— START OF MATERIAL SHOWN —
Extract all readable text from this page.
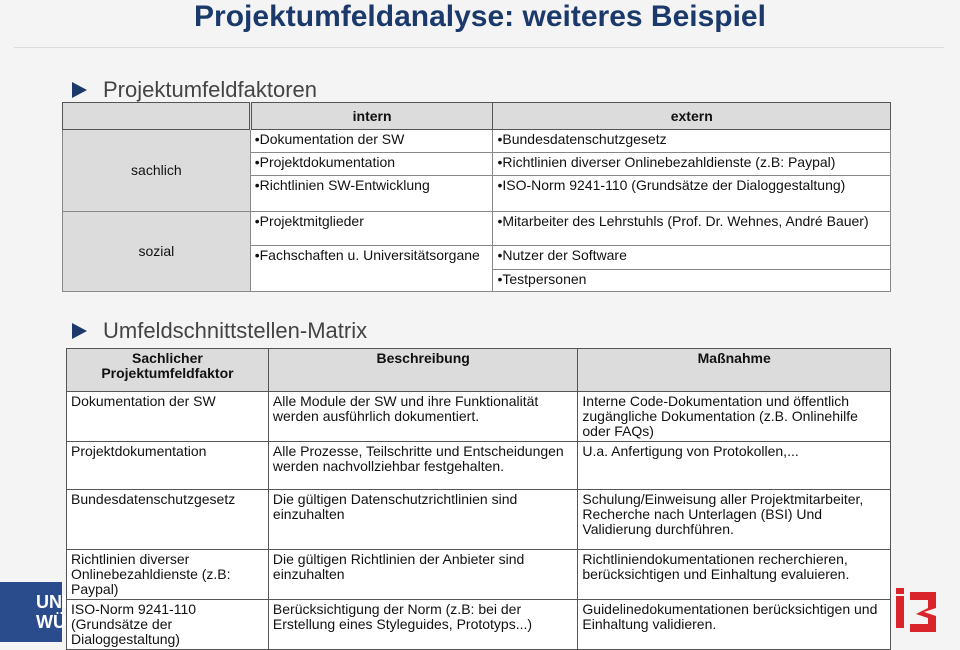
Projektumfeldanalyse: weiteres Beispiel
Projektumfeldfaktoren
	intern	extern
sachlich	•Dokumentation der SW	•Bundesdatenschutzgesetz
	•Projektdokumentation	•Richtlinien diverser Onlinebezahldienste (z.B: Paypal)
	•Richtlinien SW-Entwicklung	•ISO-Norm 9241-110 (Grundsätze der Dialoggestaltung)
sozial	•Projektmitglieder	•Mitarbeiter des Lehrstuhls (Prof. Dr. Wehnes, André Bauer)
	•Fachschaften u. Universitätsorgane	•Nutzer der Software
		•Testpersonen
Umfeldschnittstellen-Matrix
Sachlicher Projektumfeldfaktor	Beschreibung	Maßnahme
Dokumentation der SW	Alle Module der SW und ihre Funktionalität werden ausführlich dokumentiert.	Interne Code-Dokumentation und öffentlich zugängliche Dokumentation (z.B. Onlinehilfe oder FAQs)
Projektdokumentation	Alle Prozesse, Teilschritte und Entscheidungen werden nachvollziehbar festgehalten.	U.a. Anfertigung von Protokollen,...
Bundesdatenschutzgesetz	Die gültigen Datenschutzrichtlinien sind einzuhalten	Schulung/Einweisung aller Projektmitarbeiter, Recherche nach Unterlagen (BSI) Und Validierung durchführen.
Richtlinien diverser Onlinebezahldienste (z.B: Paypal)	Die gültigen Richtlinien der Anbieter sind einzuhalten	Richtliniendokumentationen recherchieren, berücksichtigen und Einhaltung evaluieren.
ISO-Norm 9241-110 (Grundsätze der Dialoggestaltung)	Berücksichtigung der Norm (z.B: bei der Erstellung eines Styleguides, Prototyps...)	Guidelinedokumentationen berücksichtigen und Einhaltung validieren.
UNI WÜ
— END OF MATERIAL SHOWN —
— WHAT THE TASK REQUIRES —
Copy all the lines of data exactly as they appear, dropping any images.

— CORRECT OUTPUT —
Extract all readable text from this page.
Projektumfeldanalyse: weiteres Beispiel
Projektumfeldfaktoren
	intern	extern
sachlich	•Dokumentation der SW	•Bundesdatenschutzgesetz
	•Projektdokumentation	•Richtlinien diverser Onlinebezahldienste (z.B: Paypal)
	•Richtlinien SW-Entwicklung	•ISO-Norm 9241-110 (Grundsätze der Dialoggestaltung)
sozial	•Projektmitglieder	•Mitarbeiter des Lehrstuhls (Prof. Dr. Wehnes, André Bauer)
	•Fachschaften u. Universitätsorgane	•Nutzer der Software
		•Testpersonen
Umfeldschnittstellen-Matrix
Sachlicher Projektumfeldfaktor	Beschreibung	Maßnahme
Dokumentation der SW	Alle Module der SW und ihre Funktionalität werden ausführlich dokumentiert.	Interne Code-Dokumentation und öffentlich zugängliche Dokumentation (z.B. Onlinehilfe oder FAQs)
Projektdokumentation	Alle Prozesse, Teilschritte und Entscheidungen werden nachvollziehbar festgehalten.	U.a. Anfertigung von Protokollen,...
Bundesdatenschutzgesetz	Die gültigen Datenschutzrichtlinien sind einzuhalten	Schulung/Einweisung aller Projektmitarbeiter, Recherche nach Unterlagen (BSI) Und Validierung durchführen.
Richtlinien diverser Onlinebezahldienste (z.B: Paypal)	Die gültigen Richtlinien der Anbieter sind einzuhalten	Richtliniendokumentationen recherchieren, berücksichtigen und Einhaltung evaluieren.
ISO-Norm 9241-110 (Grundsätze der Dialoggestaltung)	Berücksichtigung der Norm (z.B: bei der Erstellung eines Styleguides, Prototyps...)	Guidelinedokumentationen berücksichtigen und Einhaltung validieren.
UNI WÜ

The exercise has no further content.